[Image-based layout entries]
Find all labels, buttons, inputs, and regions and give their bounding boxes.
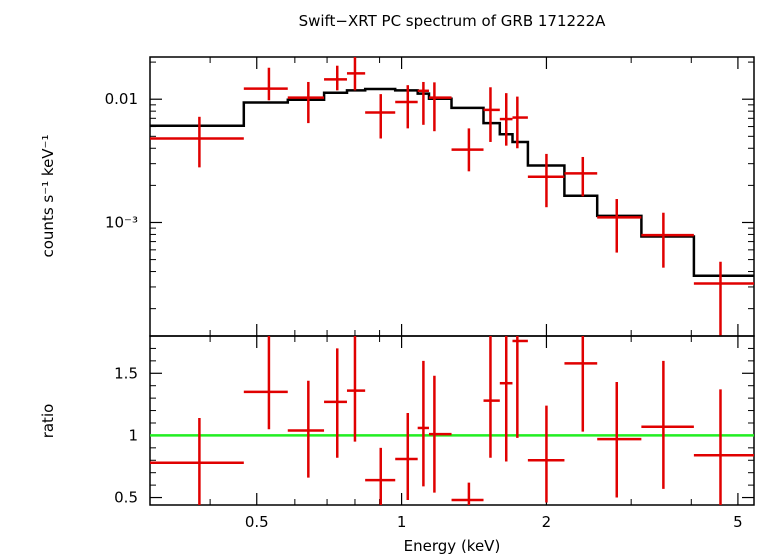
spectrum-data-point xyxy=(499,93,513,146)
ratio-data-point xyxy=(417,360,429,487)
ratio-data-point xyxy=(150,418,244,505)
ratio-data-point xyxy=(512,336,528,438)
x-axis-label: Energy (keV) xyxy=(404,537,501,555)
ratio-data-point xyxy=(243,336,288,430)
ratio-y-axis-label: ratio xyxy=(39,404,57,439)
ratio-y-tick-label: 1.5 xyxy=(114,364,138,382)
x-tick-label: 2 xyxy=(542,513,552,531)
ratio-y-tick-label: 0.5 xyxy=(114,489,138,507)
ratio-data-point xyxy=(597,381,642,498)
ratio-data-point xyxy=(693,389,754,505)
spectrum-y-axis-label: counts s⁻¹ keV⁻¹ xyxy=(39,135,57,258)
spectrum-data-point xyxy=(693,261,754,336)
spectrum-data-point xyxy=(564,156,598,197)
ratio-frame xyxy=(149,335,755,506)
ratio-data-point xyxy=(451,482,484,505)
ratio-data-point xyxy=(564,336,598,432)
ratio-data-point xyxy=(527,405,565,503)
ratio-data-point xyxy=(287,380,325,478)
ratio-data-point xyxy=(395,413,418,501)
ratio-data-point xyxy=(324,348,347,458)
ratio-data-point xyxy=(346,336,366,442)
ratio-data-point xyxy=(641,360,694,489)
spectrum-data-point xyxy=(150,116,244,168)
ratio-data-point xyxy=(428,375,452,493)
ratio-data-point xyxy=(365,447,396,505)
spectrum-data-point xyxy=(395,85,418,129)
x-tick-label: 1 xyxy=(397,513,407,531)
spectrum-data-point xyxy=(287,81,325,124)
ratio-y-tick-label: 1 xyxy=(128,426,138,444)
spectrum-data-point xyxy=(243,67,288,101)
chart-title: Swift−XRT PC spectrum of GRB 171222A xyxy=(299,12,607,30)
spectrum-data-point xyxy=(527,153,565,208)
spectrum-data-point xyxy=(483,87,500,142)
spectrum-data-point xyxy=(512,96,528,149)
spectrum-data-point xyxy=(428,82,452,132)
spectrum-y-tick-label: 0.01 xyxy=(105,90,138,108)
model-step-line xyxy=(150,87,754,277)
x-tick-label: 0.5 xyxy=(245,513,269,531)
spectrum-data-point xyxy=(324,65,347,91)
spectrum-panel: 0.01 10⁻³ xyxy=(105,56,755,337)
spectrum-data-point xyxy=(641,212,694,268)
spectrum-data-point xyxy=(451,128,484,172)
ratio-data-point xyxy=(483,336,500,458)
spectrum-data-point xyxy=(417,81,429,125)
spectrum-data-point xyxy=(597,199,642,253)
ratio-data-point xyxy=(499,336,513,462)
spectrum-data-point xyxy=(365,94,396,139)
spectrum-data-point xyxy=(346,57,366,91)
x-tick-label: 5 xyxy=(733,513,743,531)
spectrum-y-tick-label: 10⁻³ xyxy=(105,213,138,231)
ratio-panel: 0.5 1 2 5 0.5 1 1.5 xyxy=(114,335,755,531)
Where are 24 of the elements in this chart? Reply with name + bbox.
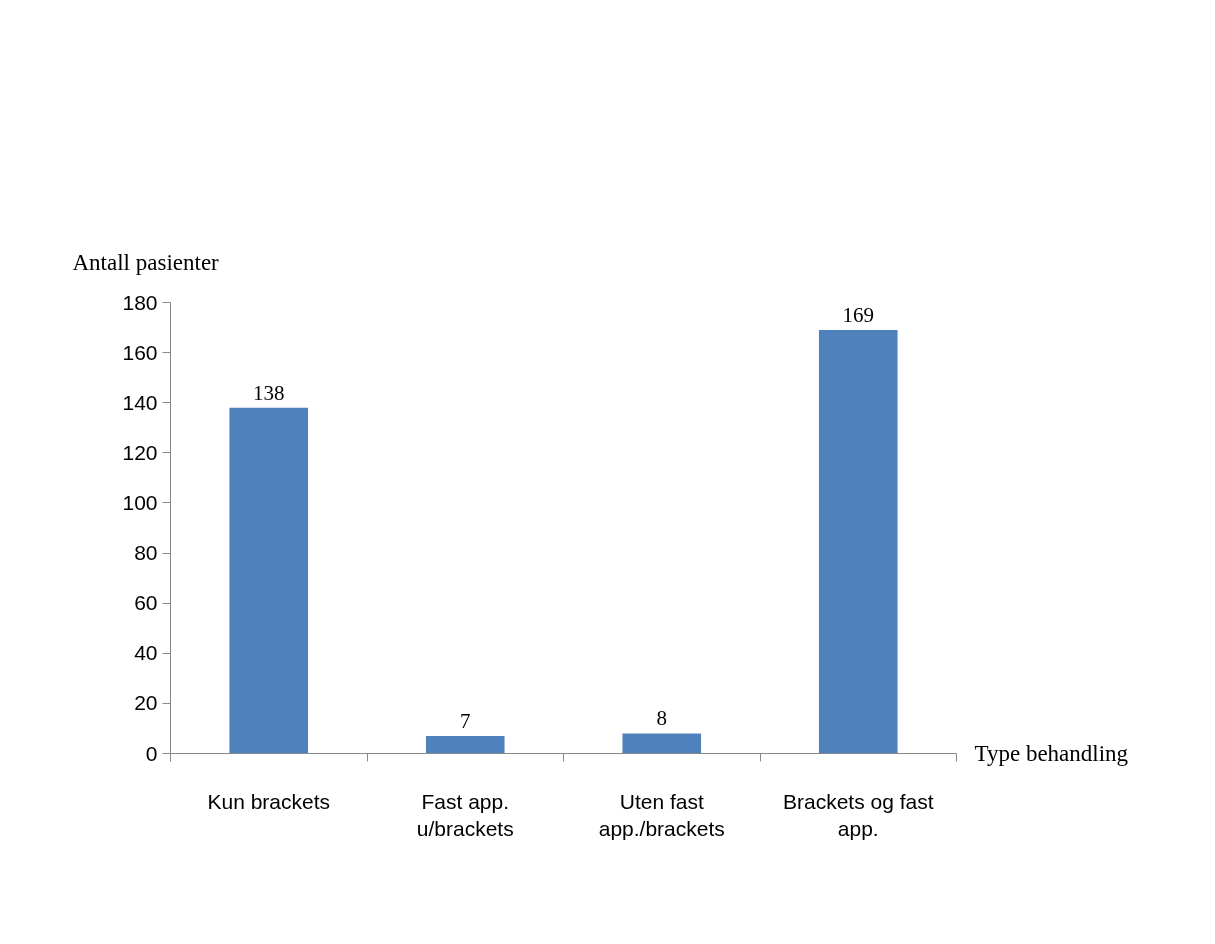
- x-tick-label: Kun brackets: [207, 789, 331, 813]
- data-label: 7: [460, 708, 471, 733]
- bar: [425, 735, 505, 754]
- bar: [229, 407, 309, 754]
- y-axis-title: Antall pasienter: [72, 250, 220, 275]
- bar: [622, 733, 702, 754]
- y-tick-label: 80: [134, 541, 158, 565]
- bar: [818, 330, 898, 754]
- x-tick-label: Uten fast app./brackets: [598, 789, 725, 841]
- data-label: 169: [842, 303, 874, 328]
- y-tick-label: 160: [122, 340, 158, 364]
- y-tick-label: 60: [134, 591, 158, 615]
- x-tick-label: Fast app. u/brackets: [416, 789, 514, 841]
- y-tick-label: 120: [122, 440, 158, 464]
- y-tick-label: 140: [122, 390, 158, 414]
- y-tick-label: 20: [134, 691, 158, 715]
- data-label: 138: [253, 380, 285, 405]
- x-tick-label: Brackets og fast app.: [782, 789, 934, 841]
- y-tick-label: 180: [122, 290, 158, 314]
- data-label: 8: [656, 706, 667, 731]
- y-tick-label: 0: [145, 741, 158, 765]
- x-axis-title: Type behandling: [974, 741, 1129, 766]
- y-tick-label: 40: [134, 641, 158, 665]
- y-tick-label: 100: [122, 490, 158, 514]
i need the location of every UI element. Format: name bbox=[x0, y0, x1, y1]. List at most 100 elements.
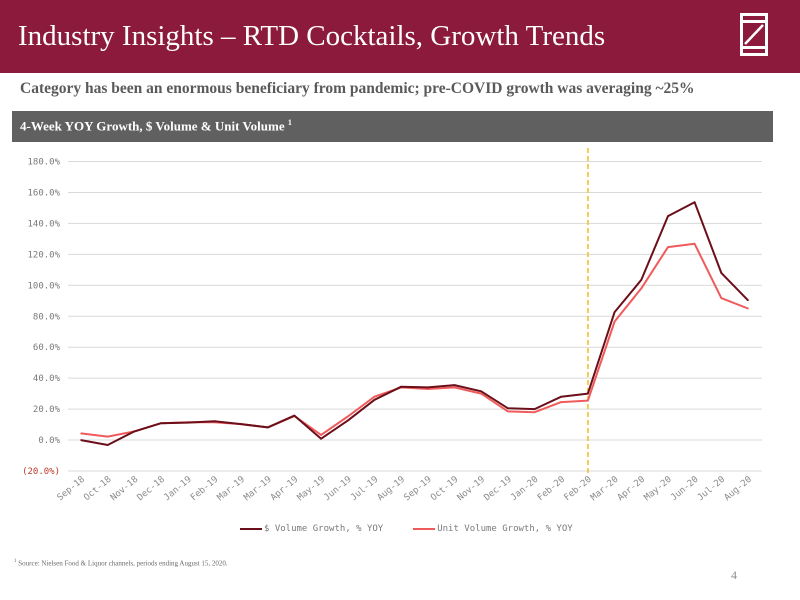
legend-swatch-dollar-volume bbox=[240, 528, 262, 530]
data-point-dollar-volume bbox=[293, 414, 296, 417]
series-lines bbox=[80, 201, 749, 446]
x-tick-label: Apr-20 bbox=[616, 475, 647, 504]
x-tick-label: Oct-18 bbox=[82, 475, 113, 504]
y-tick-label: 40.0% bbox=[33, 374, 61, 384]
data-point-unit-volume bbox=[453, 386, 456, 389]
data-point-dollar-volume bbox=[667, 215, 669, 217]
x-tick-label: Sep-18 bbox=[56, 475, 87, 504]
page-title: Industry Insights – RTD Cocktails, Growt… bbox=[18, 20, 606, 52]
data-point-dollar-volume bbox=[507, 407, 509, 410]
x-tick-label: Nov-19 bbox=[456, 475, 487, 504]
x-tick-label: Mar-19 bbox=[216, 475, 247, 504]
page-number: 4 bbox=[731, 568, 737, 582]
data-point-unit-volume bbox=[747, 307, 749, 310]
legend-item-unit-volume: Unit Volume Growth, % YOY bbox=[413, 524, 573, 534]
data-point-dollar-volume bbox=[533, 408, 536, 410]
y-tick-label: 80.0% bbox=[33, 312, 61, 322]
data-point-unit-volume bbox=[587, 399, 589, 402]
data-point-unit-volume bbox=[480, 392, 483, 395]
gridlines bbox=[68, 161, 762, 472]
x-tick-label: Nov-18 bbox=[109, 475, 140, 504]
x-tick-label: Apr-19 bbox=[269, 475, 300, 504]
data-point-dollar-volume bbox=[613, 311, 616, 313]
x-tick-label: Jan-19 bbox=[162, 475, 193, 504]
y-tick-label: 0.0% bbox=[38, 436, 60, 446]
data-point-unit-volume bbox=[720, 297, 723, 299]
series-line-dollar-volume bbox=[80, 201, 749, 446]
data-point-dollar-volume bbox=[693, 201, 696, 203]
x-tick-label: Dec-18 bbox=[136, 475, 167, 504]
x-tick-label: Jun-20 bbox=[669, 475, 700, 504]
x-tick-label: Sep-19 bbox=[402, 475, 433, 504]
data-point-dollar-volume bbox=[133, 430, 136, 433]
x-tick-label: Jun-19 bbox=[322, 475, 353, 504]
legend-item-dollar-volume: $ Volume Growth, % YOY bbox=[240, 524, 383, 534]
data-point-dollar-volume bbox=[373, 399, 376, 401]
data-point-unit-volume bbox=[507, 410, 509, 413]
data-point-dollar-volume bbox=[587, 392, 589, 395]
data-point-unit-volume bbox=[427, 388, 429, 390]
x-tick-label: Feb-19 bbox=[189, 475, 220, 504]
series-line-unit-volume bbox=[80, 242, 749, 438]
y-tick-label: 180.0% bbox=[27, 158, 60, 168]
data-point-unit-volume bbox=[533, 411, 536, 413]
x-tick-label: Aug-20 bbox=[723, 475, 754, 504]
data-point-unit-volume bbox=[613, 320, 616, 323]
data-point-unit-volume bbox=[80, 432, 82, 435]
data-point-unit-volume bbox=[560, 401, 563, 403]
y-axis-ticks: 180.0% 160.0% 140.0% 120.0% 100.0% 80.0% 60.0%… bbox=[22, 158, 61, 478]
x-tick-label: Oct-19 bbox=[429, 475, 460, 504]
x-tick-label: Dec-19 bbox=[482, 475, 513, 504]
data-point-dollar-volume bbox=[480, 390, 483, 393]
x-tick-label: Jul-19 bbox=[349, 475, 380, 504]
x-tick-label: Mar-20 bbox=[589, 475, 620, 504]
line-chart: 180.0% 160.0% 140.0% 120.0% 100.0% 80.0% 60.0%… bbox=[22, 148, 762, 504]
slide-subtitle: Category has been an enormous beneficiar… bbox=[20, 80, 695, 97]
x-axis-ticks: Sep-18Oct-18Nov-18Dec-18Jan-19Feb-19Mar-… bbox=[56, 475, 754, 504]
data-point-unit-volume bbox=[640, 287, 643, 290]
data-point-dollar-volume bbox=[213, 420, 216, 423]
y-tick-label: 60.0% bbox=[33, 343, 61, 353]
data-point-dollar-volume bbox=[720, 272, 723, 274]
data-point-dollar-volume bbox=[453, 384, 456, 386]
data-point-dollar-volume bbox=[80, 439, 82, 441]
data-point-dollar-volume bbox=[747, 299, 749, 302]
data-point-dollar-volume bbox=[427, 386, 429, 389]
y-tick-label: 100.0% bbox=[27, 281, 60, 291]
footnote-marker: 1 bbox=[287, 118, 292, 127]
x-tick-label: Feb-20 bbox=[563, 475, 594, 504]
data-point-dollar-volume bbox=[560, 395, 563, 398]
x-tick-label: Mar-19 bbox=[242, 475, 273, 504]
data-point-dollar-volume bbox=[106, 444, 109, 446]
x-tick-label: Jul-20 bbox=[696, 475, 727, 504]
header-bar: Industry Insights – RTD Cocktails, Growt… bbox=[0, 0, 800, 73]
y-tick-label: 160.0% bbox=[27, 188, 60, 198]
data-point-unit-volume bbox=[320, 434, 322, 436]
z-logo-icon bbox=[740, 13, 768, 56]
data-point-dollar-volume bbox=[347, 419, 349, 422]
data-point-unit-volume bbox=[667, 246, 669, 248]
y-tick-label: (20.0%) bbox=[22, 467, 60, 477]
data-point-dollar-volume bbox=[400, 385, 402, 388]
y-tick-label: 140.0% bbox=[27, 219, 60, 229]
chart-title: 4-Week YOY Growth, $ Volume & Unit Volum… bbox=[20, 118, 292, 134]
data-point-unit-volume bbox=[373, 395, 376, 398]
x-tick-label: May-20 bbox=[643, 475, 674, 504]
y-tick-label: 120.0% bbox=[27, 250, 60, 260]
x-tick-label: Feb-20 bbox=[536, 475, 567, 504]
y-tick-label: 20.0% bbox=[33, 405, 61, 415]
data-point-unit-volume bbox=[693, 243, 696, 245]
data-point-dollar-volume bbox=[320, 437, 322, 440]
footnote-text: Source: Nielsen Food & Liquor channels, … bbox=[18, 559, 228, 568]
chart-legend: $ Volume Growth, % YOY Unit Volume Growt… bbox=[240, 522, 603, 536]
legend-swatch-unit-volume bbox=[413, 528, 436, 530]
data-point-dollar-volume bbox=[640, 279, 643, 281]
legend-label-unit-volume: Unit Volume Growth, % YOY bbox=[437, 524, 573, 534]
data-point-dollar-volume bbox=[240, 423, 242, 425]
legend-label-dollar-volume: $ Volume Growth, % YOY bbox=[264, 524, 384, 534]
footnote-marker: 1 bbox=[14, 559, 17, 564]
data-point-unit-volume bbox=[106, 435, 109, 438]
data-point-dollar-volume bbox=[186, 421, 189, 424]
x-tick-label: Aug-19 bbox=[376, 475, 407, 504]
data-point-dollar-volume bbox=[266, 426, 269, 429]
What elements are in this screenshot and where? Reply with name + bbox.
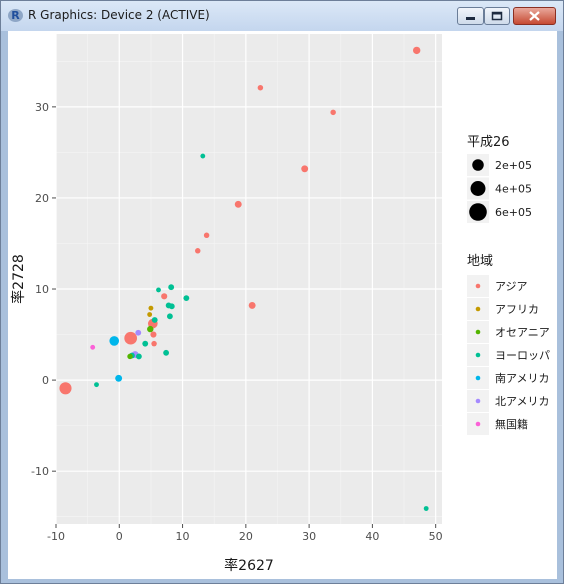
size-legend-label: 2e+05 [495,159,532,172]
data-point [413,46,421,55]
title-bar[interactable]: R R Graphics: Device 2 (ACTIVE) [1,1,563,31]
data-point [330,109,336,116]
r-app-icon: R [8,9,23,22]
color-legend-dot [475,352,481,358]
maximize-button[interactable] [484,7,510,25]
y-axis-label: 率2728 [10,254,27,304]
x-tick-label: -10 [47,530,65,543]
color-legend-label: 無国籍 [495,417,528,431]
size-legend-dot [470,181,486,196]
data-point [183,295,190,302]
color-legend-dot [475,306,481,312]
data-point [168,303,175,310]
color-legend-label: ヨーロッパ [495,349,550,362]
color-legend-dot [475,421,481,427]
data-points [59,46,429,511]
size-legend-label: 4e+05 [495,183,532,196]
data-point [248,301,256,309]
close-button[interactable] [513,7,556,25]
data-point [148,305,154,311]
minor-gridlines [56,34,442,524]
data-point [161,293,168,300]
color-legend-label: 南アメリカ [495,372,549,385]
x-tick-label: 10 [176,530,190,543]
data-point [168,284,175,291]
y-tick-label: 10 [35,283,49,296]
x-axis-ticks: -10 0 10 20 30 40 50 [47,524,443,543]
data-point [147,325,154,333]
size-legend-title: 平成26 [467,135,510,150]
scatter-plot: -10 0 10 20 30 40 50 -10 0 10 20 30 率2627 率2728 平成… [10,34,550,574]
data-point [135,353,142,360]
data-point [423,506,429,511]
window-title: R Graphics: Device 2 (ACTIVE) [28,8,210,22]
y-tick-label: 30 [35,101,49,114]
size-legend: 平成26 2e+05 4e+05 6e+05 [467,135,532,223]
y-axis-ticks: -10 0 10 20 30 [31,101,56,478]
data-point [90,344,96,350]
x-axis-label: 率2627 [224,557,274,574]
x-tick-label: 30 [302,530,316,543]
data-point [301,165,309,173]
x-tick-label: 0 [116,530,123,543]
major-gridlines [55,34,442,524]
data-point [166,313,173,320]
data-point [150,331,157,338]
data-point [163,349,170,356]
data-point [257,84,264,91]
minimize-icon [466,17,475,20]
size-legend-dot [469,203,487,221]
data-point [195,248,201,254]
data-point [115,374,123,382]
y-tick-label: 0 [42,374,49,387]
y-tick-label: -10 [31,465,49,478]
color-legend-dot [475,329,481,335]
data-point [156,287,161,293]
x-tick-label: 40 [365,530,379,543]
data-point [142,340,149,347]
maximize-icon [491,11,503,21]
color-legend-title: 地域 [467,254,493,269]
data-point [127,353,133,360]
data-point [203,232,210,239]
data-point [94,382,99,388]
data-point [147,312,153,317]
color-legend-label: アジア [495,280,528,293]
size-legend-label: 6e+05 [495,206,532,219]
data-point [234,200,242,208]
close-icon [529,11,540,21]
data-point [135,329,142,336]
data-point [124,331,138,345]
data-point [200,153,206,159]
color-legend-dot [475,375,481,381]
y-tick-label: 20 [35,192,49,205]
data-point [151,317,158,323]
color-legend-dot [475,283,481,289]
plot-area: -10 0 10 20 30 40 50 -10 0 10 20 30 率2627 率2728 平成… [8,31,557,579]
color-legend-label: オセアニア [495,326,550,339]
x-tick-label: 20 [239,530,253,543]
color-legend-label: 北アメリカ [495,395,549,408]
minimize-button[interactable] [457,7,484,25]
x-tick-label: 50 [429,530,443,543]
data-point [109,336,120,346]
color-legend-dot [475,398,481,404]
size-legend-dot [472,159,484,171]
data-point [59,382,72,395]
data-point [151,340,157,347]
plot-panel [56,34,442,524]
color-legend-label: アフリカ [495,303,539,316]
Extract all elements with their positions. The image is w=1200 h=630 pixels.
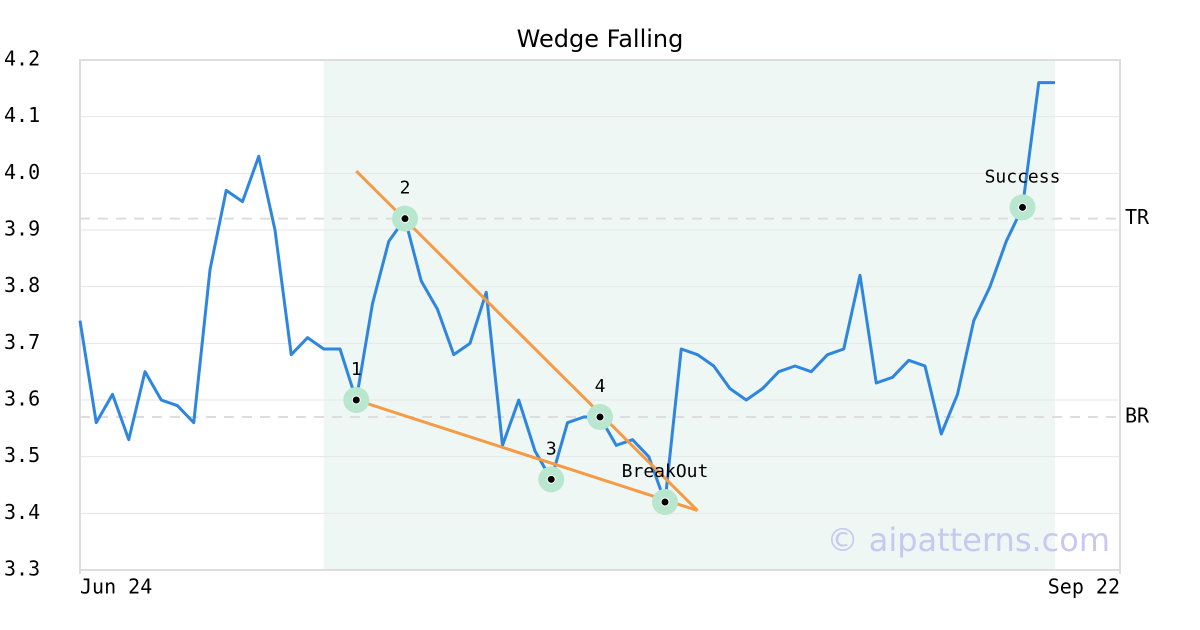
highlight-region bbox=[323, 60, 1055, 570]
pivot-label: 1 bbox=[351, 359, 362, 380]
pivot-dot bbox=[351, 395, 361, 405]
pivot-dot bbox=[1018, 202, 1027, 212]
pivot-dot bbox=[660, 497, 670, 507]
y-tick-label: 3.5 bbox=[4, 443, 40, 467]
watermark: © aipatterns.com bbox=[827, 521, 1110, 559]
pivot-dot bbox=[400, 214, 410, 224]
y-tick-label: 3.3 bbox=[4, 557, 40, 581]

### [The task]
Can you copy the lines of the records word for word, from the line containing "spectrum-data-point xyxy=(499,93,513,146)" through the line containing "spectrum-data-point xyxy=(512,96,528,149)", with both of those lines included?

### [Task output]
spectrum-data-point xyxy=(499,93,513,146)
ratio-data-point xyxy=(417,360,429,487)
ratio-data-point xyxy=(150,418,244,505)
ratio-data-point xyxy=(512,336,528,438)
x-axis-label: Energy (keV) xyxy=(404,537,501,555)
ratio-data-point xyxy=(243,336,288,430)
ratio-y-axis-label: ratio xyxy=(39,404,57,439)
ratio-y-tick-label: 1.5 xyxy=(114,364,138,382)
x-tick-label: 2 xyxy=(542,513,552,531)
ratio-y-tick-label: 0.5 xyxy=(114,489,138,507)
ratio-data-point xyxy=(597,381,642,498)
ratio-data-point xyxy=(693,389,754,505)
spectrum-y-axis-label: counts s⁻¹ keV⁻¹ xyxy=(39,135,57,258)
spectrum-data-point xyxy=(693,261,754,336)
spectrum-data-point xyxy=(564,156,598,197)
ratio-frame xyxy=(149,335,755,506)
ratio-data-point xyxy=(451,482,484,505)
ratio-data-point xyxy=(564,336,598,432)
ratio-data-point xyxy=(527,405,565,503)
ratio-data-point xyxy=(287,380,325,478)
ratio-data-point xyxy=(395,413,418,501)
ratio-data-point xyxy=(324,348,347,458)
ratio-data-point xyxy=(346,336,366,442)
ratio-data-point xyxy=(641,360,694,489)
spectrum-data-point xyxy=(150,116,244,168)
ratio-data-point xyxy=(428,375,452,493)
ratio-data-point xyxy=(365,447,396,505)
spectrum-data-point xyxy=(395,85,418,129)
x-tick-label: 1 xyxy=(397,513,407,531)
spectrum-data-point xyxy=(287,81,325,124)
ratio-y-tick-label: 1 xyxy=(128,426,138,444)
spectrum-data-point xyxy=(243,67,288,101)
chart-title: Swift−XRT PC spectrum of GRB 171222A xyxy=(299,12,607,30)
spectrum-data-point xyxy=(527,153,565,208)
spectrum-data-point xyxy=(483,87,500,142)
spectrum-data-point xyxy=(512,96,528,149)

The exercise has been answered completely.